#### Do this
Would you transcribe the whole listing exactly, minus its pictures?

#### Listed records
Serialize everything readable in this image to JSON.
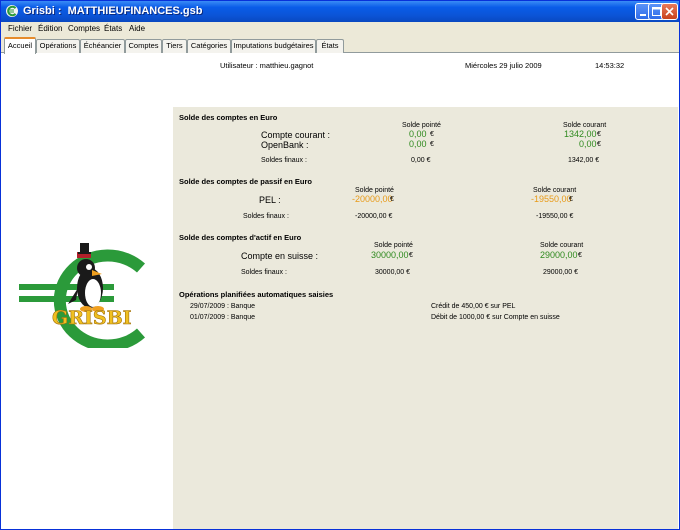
{
  "window": {
    "title": "Grisbi :  MATTHIEUFINANCES.gsb"
  },
  "menu": [
    "Fichier",
    "Édition",
    "Comptes",
    "États",
    "Aide"
  ],
  "tabs": [
    "Accueil",
    "Opérations",
    "Échéancier",
    "Comptes",
    "Tiers",
    "Catégories",
    "Imputations budgétaires",
    "États"
  ],
  "info": {
    "user": "Utilisateur : matthieu.gagnot",
    "date": "Miércoles 29 julio 2009",
    "time": "14:53:32"
  },
  "logo": {
    "text": "GRISBI"
  },
  "sections": {
    "euro": {
      "heading": "Solde des comptes en Euro",
      "col_pointe": "Solde pointé",
      "col_courant": "Solde courant",
      "rows": [
        {
          "name": "Compte courant :",
          "pointe": "0,00",
          "courant": "1342,00"
        },
        {
          "name": "OpenBank :",
          "pointe": "0,00",
          "courant": "0,00"
        }
      ],
      "totals": {
        "label": "Soldes finaux :",
        "pointe": "0,00 €",
        "courant": "1342,00 €"
      }
    },
    "passif": {
      "heading": "Solde des comptes de passif en Euro",
      "col_pointe": "Solde pointé",
      "col_courant": "Solde courant",
      "rows": [
        {
          "name": "PEL :",
          "pointe": "-20000,00",
          "courant": "-19550,00"
        }
      ],
      "totals": {
        "label": "Soldes finaux :",
        "pointe": "-20000,00 €",
        "courant": "-19550,00 €"
      }
    },
    "actif": {
      "heading": "Solde des comptes d'actif en Euro",
      "col_pointe": "Solde pointé",
      "col_courant": "Solde courant",
      "rows": [
        {
          "name": "Compte en suisse :",
          "pointe": "30000,00",
          "courant": "29000,00"
        }
      ],
      "totals": {
        "label": "Soldes finaux :",
        "pointe": "30000,00 €",
        "courant": "29000,00 €"
      }
    },
    "planned": {
      "heading": "Opérations planifiées automatiques saisies",
      "items": [
        {
          "date": "29/07/2009 : Banque",
          "desc": "Crédit de 450,00 € sur PEL"
        },
        {
          "date": "01/07/2009 : Banque",
          "desc": "Débit de 1000,00 € sur Compte en suisse"
        }
      ]
    }
  },
  "currency_symbol": "€",
  "colors": {
    "titlebar": "#0a5ce8",
    "panel": "#ebe9dc",
    "positive": "#2f8a1f",
    "negative": "#e89a18",
    "logo_green": "#2b9a3a"
  },
  "icons": [
    "grisbi-app-icon",
    "minimize-icon",
    "maximize-icon",
    "close-icon",
    "grisbi-penguin-logo"
  ]
}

#### Task output
Serialize everything readable in this image to JSON.
{
  "window": {
    "title": "Grisbi :  MATTHIEUFINANCES.gsb"
  },
  "menu": [
    "Fichier",
    "Édition",
    "Comptes",
    "États",
    "Aide"
  ],
  "tabs": [
    "Accueil",
    "Opérations",
    "Échéancier",
    "Comptes",
    "Tiers",
    "Catégories",
    "Imputations budgétaires",
    "États"
  ],
  "info": {
    "user": "Utilisateur : matthieu.gagnot",
    "date": "Miércoles 29 julio 2009",
    "time": "14:53:32"
  },
  "logo": {
    "text": "GRISBI"
  },
  "sections": {
    "euro": {
      "heading": "Solde des comptes en Euro",
      "col_pointe": "Solde pointé",
      "col_courant": "Solde courant",
      "rows": [
        {
          "name": "Compte courant :",
          "pointe": "0,00",
          "courant": "1342,00"
        },
        {
          "name": "OpenBank :",
          "pointe": "0,00",
          "courant": "0,00"
        }
      ],
      "totals": {
        "label": "Soldes finaux :",
        "pointe": "0,00 €",
        "courant": "1342,00 €"
      }
    },
    "passif": {
      "heading": "Solde des comptes de passif en Euro",
      "col_pointe": "Solde pointé",
      "col_courant": "Solde courant",
      "rows": [
        {
          "name": "PEL :",
          "pointe": "-20000,00",
          "courant": "-19550,00"
        }
      ],
      "totals": {
        "label": "Soldes finaux :",
        "pointe": "-20000,00 €",
        "courant": "-19550,00 €"
      }
    },
    "actif": {
      "heading": "Solde des comptes d'actif en Euro",
      "col_pointe": "Solde pointé",
      "col_courant": "Solde courant",
      "rows": [
        {
          "name": "Compte en suisse :",
          "pointe": "30000,00",
          "courant": "29000,00"
        }
      ],
      "totals": {
        "label": "Soldes finaux :",
        "pointe": "30000,00 €",
        "courant": "29000,00 €"
      }
    },
    "planned": {
      "heading": "Opérations planifiées automatiques saisies",
      "items": [
        {
          "date": "29/07/2009 : Banque",
          "desc": "Crédit de 450,00 € sur PEL"
        },
        {
          "date": "01/07/2009 : Banque",
          "desc": "Débit de 1000,00 € sur Compte en suisse"
        }
      ]
    }
  },
  "currency_symbol": "€",
  "colors": {
    "titlebar": "#0a5ce8",
    "panel": "#ebe9dc",
    "positive": "#2f8a1f",
    "negative": "#e89a18",
    "logo_green": "#2b9a3a"
  },
  "icons": [
    "grisbi-app-icon",
    "minimize-icon",
    "maximize-icon",
    "close-icon",
    "grisbi-penguin-logo"
  ]
}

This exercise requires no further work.